Task data ->
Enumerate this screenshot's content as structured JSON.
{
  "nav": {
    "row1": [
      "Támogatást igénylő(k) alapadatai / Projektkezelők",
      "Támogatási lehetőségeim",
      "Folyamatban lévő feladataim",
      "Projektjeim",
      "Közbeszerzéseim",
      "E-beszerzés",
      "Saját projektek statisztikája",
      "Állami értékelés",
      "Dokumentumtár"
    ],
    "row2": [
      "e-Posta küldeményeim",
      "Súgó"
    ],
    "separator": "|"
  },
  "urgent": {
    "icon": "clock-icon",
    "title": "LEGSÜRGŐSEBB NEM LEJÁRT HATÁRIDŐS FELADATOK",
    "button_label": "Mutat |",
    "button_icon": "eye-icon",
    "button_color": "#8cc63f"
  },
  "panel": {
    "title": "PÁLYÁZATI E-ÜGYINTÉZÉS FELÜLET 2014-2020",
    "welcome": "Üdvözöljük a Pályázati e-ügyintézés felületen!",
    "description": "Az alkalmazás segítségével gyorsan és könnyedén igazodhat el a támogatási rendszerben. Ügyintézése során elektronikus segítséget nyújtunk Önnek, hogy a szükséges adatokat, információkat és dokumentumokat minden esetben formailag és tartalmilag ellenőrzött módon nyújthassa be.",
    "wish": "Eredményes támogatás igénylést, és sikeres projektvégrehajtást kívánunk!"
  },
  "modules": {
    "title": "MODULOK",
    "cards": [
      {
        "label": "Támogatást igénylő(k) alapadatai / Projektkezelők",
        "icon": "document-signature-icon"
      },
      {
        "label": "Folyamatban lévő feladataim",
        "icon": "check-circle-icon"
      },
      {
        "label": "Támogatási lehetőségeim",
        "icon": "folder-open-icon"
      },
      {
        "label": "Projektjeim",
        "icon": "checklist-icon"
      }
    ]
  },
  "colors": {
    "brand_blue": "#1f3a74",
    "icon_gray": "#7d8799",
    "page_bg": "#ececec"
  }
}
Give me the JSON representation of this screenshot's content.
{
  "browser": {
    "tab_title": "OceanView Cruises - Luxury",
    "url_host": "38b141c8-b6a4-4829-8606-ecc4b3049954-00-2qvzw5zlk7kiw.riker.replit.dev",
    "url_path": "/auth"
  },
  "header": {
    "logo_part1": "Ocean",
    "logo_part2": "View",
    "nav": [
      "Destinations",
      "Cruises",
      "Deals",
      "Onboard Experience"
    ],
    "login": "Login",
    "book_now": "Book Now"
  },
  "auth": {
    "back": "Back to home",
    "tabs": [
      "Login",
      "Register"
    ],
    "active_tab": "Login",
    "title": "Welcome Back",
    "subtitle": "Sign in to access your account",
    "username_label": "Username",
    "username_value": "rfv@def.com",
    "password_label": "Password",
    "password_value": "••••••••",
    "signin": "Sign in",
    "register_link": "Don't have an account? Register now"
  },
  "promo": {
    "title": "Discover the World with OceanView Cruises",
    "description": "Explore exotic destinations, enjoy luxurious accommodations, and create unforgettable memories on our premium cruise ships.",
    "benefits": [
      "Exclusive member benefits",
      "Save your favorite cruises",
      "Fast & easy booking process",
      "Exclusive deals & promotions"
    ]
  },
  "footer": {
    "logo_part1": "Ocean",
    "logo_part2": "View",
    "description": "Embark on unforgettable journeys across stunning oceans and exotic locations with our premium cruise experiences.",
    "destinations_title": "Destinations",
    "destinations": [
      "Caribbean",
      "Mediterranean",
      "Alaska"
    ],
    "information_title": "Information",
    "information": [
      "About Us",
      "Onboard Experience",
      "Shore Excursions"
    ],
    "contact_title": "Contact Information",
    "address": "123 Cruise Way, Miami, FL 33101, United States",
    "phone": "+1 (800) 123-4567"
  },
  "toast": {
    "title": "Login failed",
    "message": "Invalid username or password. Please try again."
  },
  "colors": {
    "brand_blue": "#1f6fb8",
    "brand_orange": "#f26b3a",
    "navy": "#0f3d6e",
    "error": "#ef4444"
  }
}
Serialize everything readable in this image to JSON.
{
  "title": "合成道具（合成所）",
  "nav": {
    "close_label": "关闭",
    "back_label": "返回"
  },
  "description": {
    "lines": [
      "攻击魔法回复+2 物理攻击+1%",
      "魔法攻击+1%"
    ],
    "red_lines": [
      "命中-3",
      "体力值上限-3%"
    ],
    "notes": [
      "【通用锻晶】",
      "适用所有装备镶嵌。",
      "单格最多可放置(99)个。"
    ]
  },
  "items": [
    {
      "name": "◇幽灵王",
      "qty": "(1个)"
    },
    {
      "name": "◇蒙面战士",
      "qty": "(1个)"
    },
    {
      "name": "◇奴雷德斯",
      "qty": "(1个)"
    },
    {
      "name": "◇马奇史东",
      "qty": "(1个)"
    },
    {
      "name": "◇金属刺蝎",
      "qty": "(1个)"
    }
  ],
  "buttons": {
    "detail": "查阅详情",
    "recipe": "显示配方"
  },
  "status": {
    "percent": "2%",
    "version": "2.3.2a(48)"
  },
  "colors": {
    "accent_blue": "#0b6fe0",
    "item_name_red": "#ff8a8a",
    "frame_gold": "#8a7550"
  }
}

Your instructions -> Copy all lines of the listing above that contain the string "JSON".

Right answer ->
Enumerate this screenshot's content as structured JSON.
Give me the JSON representation of this screenshot's content.
Serialize everything readable in this image to JSON.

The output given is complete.